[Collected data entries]

########

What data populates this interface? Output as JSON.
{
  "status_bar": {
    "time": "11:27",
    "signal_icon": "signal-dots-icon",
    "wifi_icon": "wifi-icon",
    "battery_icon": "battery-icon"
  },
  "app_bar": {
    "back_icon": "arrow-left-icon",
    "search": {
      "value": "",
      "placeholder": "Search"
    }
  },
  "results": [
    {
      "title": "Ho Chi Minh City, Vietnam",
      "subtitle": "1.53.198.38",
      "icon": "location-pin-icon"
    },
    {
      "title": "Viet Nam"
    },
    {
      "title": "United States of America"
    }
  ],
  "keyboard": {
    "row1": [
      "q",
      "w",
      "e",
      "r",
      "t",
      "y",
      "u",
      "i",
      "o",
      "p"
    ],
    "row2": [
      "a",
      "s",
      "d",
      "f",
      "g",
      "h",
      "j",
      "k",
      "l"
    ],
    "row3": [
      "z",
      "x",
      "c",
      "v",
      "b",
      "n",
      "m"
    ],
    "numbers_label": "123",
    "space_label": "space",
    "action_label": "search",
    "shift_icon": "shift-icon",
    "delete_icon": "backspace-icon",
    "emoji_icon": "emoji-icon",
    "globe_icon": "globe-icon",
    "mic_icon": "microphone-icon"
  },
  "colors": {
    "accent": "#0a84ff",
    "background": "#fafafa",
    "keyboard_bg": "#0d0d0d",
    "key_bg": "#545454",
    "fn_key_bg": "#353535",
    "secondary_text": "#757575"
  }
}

########

**INSTRUCTIONS FOR THE TASK:** Go through the records above and retype each one exactly.

**CORRECT ANSWER:**
What data populates this interface? Output as JSON.
{
  "status_bar": {
    "time": "11:27",
    "signal_icon": "signal-dots-icon",
    "wifi_icon": "wifi-icon",
    "battery_icon": "battery-icon"
  },
  "app_bar": {
    "back_icon": "arrow-left-icon",
    "search": {
      "value": "",
      "placeholder": "Search"
    }
  },
  "results": [
    {
      "title": "Ho Chi Minh City, Vietnam",
      "subtitle": "1.53.198.38",
      "icon": "location-pin-icon"
    },
    {
      "title": "Viet Nam"
    },
    {
      "title": "United States of America"
    }
  ],
  "keyboard": {
    "row1": [
      "q",
      "w",
      "e",
      "r",
      "t",
      "y",
      "u",
      "i",
      "o",
      "p"
    ],
    "row2": [
      "a",
      "s",
      "d",
      "f",
      "g",
      "h",
      "j",
      "k",
      "l"
    ],
    "row3": [
      "z",
      "x",
      "c",
      "v",
      "b",
      "n",
      "m"
    ],
    "numbers_label": "123",
    "space_label": "space",
    "action_label": "search",
    "shift_icon": "shift-icon",
    "delete_icon": "backspace-icon",
    "emoji_icon": "emoji-icon",
    "globe_icon": "globe-icon",
    "mic_icon": "microphone-icon"
  },
  "colors": {
    "accent": "#0a84ff",
    "background": "#fafafa",
    "keyboard_bg": "#0d0d0d",
    "key_bg": "#545454",
    "fn_key_bg": "#353535",
    "secondary_text": "#757575"
  }
}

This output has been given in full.